Set exercise
Search the records for the word "elemento" and report each line that has it.

Data lines
==================================================
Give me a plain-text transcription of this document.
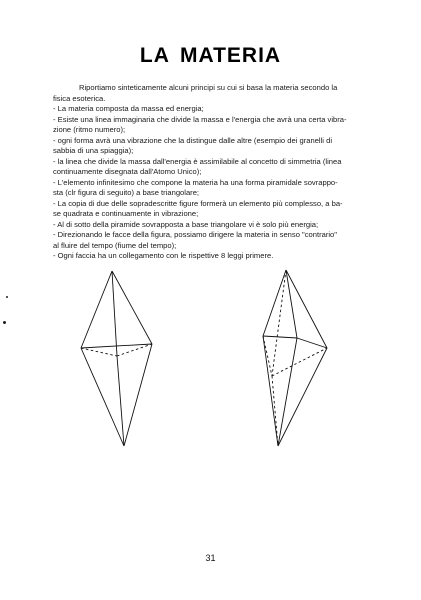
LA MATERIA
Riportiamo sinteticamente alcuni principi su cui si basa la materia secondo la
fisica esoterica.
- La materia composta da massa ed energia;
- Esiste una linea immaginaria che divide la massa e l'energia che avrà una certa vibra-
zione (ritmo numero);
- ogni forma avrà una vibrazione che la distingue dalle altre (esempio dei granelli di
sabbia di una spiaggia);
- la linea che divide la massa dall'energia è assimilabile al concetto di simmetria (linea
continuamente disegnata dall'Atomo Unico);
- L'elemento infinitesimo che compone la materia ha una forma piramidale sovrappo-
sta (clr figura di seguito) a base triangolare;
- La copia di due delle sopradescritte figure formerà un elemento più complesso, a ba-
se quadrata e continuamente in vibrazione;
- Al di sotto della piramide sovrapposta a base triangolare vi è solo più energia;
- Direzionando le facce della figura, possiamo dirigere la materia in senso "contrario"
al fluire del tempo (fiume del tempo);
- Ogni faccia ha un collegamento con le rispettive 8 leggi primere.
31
==================================================
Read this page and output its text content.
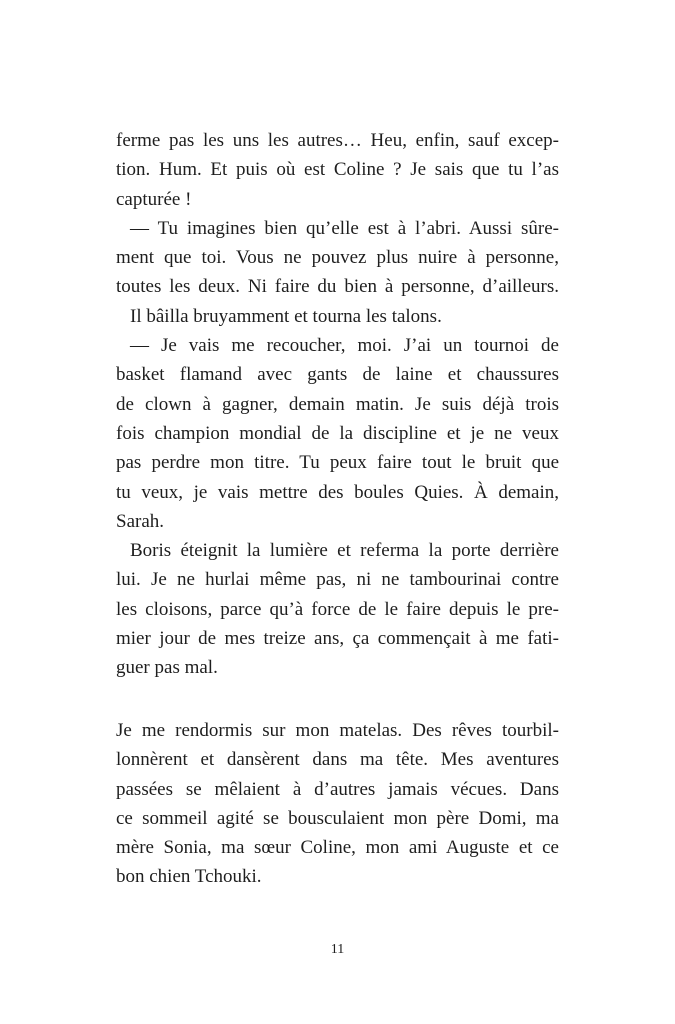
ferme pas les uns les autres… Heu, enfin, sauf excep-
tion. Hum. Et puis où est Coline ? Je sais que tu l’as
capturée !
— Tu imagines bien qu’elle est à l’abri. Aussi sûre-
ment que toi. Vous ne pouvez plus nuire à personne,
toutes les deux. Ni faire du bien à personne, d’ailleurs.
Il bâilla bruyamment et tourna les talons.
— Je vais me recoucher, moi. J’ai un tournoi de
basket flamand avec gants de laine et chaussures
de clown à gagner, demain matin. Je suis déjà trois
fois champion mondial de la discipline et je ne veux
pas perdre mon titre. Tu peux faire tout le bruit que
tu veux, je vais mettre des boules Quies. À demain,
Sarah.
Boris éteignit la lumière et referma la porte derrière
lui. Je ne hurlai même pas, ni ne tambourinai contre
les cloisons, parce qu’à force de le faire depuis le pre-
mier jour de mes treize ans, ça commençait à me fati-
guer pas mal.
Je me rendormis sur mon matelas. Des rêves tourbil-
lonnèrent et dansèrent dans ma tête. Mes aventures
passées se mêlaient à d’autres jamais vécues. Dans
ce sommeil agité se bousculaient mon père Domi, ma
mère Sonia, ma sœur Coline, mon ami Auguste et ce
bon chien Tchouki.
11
==================================================
Result of this exercise
- L'elemento infinitesimo che compone la materia ha una forma piramidale sovrappo-
- La copia di due delle sopradescritte figure formerà un elemento più complesso, a ba-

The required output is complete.